▶ _Written request_
Take the line that contains "What does this" as the first line and the last line of the material below as the final one; reproduce exactly the lines between, inclusive.
** Begin Information supplied **
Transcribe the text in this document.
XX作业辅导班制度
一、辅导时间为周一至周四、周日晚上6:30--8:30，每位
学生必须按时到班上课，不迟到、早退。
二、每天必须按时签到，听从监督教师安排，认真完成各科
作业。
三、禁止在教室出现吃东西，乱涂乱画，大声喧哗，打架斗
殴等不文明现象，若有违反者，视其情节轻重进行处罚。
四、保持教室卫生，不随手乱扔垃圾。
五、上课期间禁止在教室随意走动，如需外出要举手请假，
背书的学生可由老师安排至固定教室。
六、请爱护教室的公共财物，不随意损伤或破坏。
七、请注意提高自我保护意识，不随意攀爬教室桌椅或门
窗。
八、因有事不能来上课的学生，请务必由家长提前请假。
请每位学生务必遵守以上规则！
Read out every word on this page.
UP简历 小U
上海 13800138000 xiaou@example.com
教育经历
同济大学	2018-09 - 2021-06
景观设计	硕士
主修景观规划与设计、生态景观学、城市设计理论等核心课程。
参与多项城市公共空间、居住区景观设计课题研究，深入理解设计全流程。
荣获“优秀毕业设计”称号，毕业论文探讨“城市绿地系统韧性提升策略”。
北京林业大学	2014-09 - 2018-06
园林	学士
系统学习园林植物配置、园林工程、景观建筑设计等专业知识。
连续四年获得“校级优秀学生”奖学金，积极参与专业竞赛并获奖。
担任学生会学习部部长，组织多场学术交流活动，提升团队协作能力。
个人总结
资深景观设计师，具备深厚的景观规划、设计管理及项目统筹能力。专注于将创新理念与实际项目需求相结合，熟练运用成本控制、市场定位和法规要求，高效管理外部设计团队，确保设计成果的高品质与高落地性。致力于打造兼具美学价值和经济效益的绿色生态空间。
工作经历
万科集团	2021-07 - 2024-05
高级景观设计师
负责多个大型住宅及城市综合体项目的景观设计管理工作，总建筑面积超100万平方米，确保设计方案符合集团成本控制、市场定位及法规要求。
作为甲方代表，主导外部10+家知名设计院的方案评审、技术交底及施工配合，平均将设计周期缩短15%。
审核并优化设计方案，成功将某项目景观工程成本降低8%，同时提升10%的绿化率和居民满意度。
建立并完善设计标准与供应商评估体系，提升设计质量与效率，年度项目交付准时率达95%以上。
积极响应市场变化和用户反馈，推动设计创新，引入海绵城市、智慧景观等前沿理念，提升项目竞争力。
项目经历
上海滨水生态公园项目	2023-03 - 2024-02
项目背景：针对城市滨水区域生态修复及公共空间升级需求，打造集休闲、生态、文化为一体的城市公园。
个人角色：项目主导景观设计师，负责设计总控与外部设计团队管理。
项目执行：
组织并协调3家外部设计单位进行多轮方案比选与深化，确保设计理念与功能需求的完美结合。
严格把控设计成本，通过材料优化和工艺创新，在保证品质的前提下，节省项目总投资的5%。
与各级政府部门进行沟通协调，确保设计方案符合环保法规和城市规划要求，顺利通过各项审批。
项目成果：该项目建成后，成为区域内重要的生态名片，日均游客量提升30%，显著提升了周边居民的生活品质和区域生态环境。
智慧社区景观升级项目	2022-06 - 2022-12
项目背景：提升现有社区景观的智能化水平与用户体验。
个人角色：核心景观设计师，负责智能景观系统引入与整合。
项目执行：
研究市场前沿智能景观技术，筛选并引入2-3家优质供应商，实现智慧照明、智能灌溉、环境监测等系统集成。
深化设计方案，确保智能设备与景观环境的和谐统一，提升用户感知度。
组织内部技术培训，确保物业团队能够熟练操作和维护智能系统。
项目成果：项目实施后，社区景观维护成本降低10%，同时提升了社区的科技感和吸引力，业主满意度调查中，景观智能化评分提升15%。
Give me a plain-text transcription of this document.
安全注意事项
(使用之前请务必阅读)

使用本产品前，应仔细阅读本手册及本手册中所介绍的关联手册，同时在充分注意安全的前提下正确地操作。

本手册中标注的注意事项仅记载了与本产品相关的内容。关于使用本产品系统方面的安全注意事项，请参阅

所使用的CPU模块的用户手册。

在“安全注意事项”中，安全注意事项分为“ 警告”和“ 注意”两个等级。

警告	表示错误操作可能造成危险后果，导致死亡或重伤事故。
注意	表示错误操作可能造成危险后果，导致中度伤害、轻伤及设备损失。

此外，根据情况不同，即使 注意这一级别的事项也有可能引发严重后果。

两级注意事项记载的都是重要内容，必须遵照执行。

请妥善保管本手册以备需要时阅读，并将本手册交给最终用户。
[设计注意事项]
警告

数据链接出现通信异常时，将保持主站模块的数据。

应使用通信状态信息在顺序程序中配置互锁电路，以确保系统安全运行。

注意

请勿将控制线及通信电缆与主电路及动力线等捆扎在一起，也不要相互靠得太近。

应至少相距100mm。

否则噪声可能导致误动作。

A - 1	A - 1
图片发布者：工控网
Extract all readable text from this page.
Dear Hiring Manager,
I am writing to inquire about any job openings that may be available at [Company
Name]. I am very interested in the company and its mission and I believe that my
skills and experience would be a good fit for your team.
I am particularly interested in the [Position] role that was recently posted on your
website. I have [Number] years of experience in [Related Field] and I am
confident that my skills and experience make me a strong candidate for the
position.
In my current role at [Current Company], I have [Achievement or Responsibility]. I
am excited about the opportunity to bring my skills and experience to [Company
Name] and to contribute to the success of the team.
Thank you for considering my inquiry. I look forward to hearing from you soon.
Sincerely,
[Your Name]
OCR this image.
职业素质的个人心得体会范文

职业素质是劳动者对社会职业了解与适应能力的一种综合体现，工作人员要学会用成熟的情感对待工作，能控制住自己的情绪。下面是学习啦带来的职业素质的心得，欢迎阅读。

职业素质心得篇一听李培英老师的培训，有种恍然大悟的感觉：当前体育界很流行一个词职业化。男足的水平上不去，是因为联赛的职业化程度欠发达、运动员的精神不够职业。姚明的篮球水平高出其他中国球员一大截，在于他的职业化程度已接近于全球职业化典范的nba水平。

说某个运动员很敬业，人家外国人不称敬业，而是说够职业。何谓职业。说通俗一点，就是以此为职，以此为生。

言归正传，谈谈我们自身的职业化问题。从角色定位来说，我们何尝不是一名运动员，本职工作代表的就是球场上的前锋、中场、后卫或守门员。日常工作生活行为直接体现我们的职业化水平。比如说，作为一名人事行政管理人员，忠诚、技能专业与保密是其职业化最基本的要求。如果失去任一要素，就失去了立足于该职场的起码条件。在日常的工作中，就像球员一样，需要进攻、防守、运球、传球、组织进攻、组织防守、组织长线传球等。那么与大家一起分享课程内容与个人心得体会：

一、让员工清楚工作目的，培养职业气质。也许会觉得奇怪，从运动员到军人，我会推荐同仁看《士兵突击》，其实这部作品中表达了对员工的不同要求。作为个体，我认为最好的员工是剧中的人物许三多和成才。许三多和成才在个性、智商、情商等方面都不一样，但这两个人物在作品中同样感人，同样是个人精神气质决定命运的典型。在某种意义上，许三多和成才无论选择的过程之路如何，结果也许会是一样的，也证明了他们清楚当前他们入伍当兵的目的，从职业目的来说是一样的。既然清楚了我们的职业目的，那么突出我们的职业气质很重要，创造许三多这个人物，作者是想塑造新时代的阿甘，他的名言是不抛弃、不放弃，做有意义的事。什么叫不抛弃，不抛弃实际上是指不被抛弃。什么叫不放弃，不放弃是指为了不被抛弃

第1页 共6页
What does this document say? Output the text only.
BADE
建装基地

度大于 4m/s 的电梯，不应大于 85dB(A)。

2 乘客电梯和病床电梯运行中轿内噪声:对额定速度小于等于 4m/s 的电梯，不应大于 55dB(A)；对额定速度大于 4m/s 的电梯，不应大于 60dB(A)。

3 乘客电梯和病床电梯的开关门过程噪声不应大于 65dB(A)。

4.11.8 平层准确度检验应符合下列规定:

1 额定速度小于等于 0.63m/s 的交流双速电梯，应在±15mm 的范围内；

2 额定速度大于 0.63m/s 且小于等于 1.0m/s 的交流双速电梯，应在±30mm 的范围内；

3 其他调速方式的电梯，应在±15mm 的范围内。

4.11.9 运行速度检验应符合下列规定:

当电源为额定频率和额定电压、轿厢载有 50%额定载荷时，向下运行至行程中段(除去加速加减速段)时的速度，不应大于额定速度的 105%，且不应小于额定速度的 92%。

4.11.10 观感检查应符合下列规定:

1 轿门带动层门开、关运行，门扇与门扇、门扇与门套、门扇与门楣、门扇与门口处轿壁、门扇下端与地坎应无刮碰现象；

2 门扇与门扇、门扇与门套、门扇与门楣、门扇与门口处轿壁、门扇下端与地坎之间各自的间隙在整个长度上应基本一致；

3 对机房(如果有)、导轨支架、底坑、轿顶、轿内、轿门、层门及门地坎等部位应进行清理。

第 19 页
** End Information supplied **
▶ _The answer_
What does this document say? Output the text only.
BADE
建装基地

度大于 4m/s 的电梯，不应大于 85dB(A)。

2 乘客电梯和病床电梯运行中轿内噪声:对额定速度小于等于 4m/s 的电梯，不应大于 55dB(A)；对额定速度大于 4m/s 的电梯，不应大于 60dB(A)。

3 乘客电梯和病床电梯的开关门过程噪声不应大于 65dB(A)。

4.11.8 平层准确度检验应符合下列规定:

1 额定速度小于等于 0.63m/s 的交流双速电梯，应在±15mm 的范围内；

2 额定速度大于 0.63m/s 且小于等于 1.0m/s 的交流双速电梯，应在±30mm 的范围内；

3 其他调速方式的电梯，应在±15mm 的范围内。

4.11.9 运行速度检验应符合下列规定:

当电源为额定频率和额定电压、轿厢载有 50%额定载荷时，向下运行至行程中段(除去加速加减速段)时的速度，不应大于额定速度的 105%，且不应小于额定速度的 92%。

4.11.10 观感检查应符合下列规定:

1 轿门带动层门开、关运行，门扇与门扇、门扇与门套、门扇与门楣、门扇与门口处轿壁、门扇下端与地坎应无刮碰现象；

2 门扇与门扇、门扇与门套、门扇与门楣、门扇与门口处轿壁、门扇下端与地坎之间各自的间隙在整个长度上应基本一致；

3 对机房(如果有)、导轨支架、底坑、轿顶、轿内、轿门、层门及门地坎等部位应进行清理。

第 19 页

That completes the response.